**BRIEF:**
Output the entries verbatim, including every line.
+++ PROVIDED ENTRIES +++
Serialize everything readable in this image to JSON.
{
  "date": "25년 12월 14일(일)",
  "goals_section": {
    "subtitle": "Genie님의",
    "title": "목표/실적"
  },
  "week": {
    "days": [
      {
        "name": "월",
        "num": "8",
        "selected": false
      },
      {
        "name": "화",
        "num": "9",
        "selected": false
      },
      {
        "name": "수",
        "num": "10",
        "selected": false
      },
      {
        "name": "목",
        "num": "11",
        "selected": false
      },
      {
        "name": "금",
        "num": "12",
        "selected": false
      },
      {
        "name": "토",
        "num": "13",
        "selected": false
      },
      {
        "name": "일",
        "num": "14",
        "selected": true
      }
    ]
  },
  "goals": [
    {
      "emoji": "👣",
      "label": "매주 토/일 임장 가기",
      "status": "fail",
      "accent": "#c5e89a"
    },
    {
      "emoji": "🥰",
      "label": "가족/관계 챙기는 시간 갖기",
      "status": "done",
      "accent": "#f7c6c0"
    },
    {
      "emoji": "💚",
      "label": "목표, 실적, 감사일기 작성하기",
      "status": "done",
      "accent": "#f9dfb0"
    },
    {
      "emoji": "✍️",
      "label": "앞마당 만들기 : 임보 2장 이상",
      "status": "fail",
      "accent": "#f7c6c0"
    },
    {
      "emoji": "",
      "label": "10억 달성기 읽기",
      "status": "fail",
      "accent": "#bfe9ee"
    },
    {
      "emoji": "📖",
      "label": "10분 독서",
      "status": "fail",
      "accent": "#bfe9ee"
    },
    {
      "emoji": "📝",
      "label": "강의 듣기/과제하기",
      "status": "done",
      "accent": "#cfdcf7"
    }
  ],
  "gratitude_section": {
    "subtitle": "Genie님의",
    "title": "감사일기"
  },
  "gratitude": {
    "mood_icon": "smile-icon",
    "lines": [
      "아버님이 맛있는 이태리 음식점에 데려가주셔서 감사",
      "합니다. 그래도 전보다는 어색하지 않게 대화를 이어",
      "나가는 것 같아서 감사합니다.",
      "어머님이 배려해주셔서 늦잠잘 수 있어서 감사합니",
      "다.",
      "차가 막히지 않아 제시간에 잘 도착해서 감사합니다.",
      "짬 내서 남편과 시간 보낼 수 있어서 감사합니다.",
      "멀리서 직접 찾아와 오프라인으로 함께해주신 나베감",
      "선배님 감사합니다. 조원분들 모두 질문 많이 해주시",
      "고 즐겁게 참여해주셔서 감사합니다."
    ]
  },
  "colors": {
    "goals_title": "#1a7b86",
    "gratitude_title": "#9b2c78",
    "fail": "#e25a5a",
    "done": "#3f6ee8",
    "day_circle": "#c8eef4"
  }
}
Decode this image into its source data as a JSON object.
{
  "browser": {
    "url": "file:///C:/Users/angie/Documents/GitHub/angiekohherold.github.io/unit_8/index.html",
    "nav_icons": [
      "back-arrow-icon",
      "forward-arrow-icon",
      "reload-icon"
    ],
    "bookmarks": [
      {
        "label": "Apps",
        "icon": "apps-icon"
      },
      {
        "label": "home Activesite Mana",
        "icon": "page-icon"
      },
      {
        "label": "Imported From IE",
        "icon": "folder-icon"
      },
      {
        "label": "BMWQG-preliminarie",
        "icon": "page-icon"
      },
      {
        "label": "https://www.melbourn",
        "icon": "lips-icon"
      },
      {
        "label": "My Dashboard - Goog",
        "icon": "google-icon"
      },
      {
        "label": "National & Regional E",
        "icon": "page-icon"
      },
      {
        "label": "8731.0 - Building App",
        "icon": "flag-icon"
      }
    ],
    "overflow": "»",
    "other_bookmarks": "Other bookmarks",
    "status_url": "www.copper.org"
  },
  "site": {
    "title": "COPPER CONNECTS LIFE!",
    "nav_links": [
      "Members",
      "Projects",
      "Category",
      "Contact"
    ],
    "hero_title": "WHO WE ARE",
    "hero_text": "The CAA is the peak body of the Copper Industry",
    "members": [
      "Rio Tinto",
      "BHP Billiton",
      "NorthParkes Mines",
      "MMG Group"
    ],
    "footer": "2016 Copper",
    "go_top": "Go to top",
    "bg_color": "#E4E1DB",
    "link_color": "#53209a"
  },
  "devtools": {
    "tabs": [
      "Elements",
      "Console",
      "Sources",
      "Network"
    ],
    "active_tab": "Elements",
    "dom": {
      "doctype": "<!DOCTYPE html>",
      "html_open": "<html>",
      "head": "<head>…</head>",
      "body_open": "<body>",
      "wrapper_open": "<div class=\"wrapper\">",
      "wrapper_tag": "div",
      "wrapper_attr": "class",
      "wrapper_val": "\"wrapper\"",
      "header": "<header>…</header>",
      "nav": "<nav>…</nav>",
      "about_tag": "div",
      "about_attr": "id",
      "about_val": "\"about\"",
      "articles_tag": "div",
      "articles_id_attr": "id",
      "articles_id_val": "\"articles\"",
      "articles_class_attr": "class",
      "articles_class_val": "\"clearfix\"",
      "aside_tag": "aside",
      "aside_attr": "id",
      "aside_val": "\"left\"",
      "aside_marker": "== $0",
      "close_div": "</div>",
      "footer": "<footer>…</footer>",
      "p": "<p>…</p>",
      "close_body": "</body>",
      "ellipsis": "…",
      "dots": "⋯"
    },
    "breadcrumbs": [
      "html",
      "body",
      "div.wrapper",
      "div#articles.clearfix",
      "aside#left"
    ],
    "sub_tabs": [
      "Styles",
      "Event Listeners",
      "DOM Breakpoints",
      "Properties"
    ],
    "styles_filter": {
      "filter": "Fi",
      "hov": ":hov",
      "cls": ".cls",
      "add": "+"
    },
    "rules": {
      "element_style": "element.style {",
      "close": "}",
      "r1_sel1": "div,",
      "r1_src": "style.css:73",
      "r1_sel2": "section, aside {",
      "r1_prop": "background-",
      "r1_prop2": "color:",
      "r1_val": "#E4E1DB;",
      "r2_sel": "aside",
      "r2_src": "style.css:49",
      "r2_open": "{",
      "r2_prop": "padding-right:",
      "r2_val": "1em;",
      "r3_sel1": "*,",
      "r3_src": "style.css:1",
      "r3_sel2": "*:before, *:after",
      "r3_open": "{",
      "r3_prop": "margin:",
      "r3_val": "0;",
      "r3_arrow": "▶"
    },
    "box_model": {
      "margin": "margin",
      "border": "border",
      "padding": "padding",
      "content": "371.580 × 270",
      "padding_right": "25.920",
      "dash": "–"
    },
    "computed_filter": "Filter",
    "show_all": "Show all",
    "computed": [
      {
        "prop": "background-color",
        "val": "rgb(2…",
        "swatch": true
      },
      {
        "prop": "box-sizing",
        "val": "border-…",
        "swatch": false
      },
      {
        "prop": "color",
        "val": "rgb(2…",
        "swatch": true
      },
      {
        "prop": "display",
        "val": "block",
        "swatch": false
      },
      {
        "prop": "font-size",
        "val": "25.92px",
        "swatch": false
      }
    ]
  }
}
+++
**OUTPUT:**
Serialize everything readable in this image to JSON.
{
  "date": "25년 12월 14일(일)",
  "goals_section": {
    "subtitle": "Genie님의",
    "title": "목표/실적"
  },
  "week": {
    "days": [
      {
        "name": "월",
        "num": "8",
        "selected": false
      },
      {
        "name": "화",
        "num": "9",
        "selected": false
      },
      {
        "name": "수",
        "num": "10",
        "selected": false
      },
      {
        "name": "목",
        "num": "11",
        "selected": false
      },
      {
        "name": "금",
        "num": "12",
        "selected": false
      },
      {
        "name": "토",
        "num": "13",
        "selected": false
      },
      {
        "name": "일",
        "num": "14",
        "selected": true
      }
    ]
  },
  "goals": [
    {
      "emoji": "👣",
      "label": "매주 토/일 임장 가기",
      "status": "fail",
      "accent": "#c5e89a"
    },
    {
      "emoji": "🥰",
      "label": "가족/관계 챙기는 시간 갖기",
      "status": "done",
      "accent": "#f7c6c0"
    },
    {
      "emoji": "💚",
      "label": "목표, 실적, 감사일기 작성하기",
      "status": "done",
      "accent": "#f9dfb0"
    },
    {
      "emoji": "✍️",
      "label": "앞마당 만들기 : 임보 2장 이상",
      "status": "fail",
      "accent": "#f7c6c0"
    },
    {
      "emoji": "",
      "label": "10억 달성기 읽기",
      "status": "fail",
      "accent": "#bfe9ee"
    },
    {
      "emoji": "📖",
      "label": "10분 독서",
      "status": "fail",
      "accent": "#bfe9ee"
    },
    {
      "emoji": "📝",
      "label": "강의 듣기/과제하기",
      "status": "done",
      "accent": "#cfdcf7"
    }
  ],
  "gratitude_section": {
    "subtitle": "Genie님의",
    "title": "감사일기"
  },
  "gratitude": {
    "mood_icon": "smile-icon",
    "lines": [
      "아버님이 맛있는 이태리 음식점에 데려가주셔서 감사",
      "합니다. 그래도 전보다는 어색하지 않게 대화를 이어",
      "나가는 것 같아서 감사합니다.",
      "어머님이 배려해주셔서 늦잠잘 수 있어서 감사합니",
      "다.",
      "차가 막히지 않아 제시간에 잘 도착해서 감사합니다.",
      "짬 내서 남편과 시간 보낼 수 있어서 감사합니다.",
      "멀리서 직접 찾아와 오프라인으로 함께해주신 나베감",
      "선배님 감사합니다. 조원분들 모두 질문 많이 해주시",
      "고 즐겁게 참여해주셔서 감사합니다."
    ]
  },
  "colors": {
    "goals_title": "#1a7b86",
    "gratitude_title": "#9b2c78",
    "fail": "#e25a5a",
    "done": "#3f6ee8",
    "day_circle": "#c8eef4"
  }
}
Decode this image into its source data as a JSON object.
{
  "browser": {
    "url": "file:///C:/Users/angie/Documents/GitHub/angiekohherold.github.io/unit_8/index.html",
    "nav_icons": [
      "back-arrow-icon",
      "forward-arrow-icon",
      "reload-icon"
    ],
    "bookmarks": [
      {
        "label": "Apps",
        "icon": "apps-icon"
      },
      {
        "label": "home Activesite Mana",
        "icon": "page-icon"
      },
      {
        "label": "Imported From IE",
        "icon": "folder-icon"
      },
      {
        "label": "BMWQG-preliminarie",
        "icon": "page-icon"
      },
      {
        "label": "https://www.melbourn",
        "icon": "lips-icon"
      },
      {
        "label": "My Dashboard - Goog",
        "icon": "google-icon"
      },
      {
        "label": "National & Regional E",
        "icon": "page-icon"
      },
      {
        "label": "8731.0 - Building App",
        "icon": "flag-icon"
      }
    ],
    "overflow": "»",
    "other_bookmarks": "Other bookmarks",
    "status_url": "www.copper.org"
  },
  "site": {
    "title": "COPPER CONNECTS LIFE!",
    "nav_links": [
      "Members",
      "Projects",
      "Category",
      "Contact"
    ],
    "hero_title": "WHO WE ARE",
    "hero_text": "The CAA is the peak body of the Copper Industry",
    "members": [
      "Rio Tinto",
      "BHP Billiton",
      "NorthParkes Mines",
      "MMG Group"
    ],
    "footer": "2016 Copper",
    "go_top": "Go to top",
    "bg_color": "#E4E1DB",
    "link_color": "#53209a"
  },
  "devtools": {
    "tabs": [
      "Elements",
      "Console",
      "Sources",
      "Network"
    ],
    "active_tab": "Elements",
    "dom": {
      "doctype": "<!DOCTYPE html>",
      "html_open": "<html>",
      "head": "<head>…</head>",
      "body_open": "<body>",
      "wrapper_open": "<div class=\"wrapper\">",
      "wrapper_tag": "div",
      "wrapper_attr": "class",
      "wrapper_val": "\"wrapper\"",
      "header": "<header>…</header>",
      "nav": "<nav>…</nav>",
      "about_tag": "div",
      "about_attr": "id",
      "about_val": "\"about\"",
      "articles_tag": "div",
      "articles_id_attr": "id",
      "articles_id_val": "\"articles\"",
      "articles_class_attr": "class",
      "articles_class_val": "\"clearfix\"",
      "aside_tag": "aside",
      "aside_attr": "id",
      "aside_val": "\"left\"",
      "aside_marker": "== $0",
      "close_div": "</div>",
      "footer": "<footer>…</footer>",
      "p": "<p>…</p>",
      "close_body": "</body>",
      "ellipsis": "…",
      "dots": "⋯"
    },
    "breadcrumbs": [
      "html",
      "body",
      "div.wrapper",
      "div#articles.clearfix",
      "aside#left"
    ],
    "sub_tabs": [
      "Styles",
      "Event Listeners",
      "DOM Breakpoints",
      "Properties"
    ],
    "styles_filter": {
      "filter": "Fi",
      "hov": ":hov",
      "cls": ".cls",
      "add": "+"
    },
    "rules": {
      "element_style": "element.style {",
      "close": "}",
      "r1_sel1": "div,",
      "r1_src": "style.css:73",
      "r1_sel2": "section, aside {",
      "r1_prop": "background-",
      "r1_prop2": "color:",
      "r1_val": "#E4E1DB;",
      "r2_sel": "aside",
      "r2_src": "style.css:49",
      "r2_open": "{",
      "r2_prop": "padding-right:",
      "r2_val": "1em;",
      "r3_sel1": "*,",
      "r3_src": "style.css:1",
      "r3_sel2": "*:before, *:after",
      "r3_open": "{",
      "r3_prop": "margin:",
      "r3_val": "0;",
      "r3_arrow": "▶"
    },
    "box_model": {
      "margin": "margin",
      "border": "border",
      "padding": "padding",
      "content": "371.580 × 270",
      "padding_right": "25.920",
      "dash": "–"
    },
    "computed_filter": "Filter",
    "show_all": "Show all",
    "computed": [
      {
        "prop": "background-color",
        "val": "rgb(2…",
        "swatch": true
      },
      {
        "prop": "box-sizing",
        "val": "border-…",
        "swatch": false
      },
      {
        "prop": "color",
        "val": "rgb(2…",
        "swatch": true
      },
      {
        "prop": "display",
        "val": "block",
        "swatch": false
      },
      {
        "prop": "font-size",
        "val": "25.92px",
        "swatch": false
      }
    ]
  }
}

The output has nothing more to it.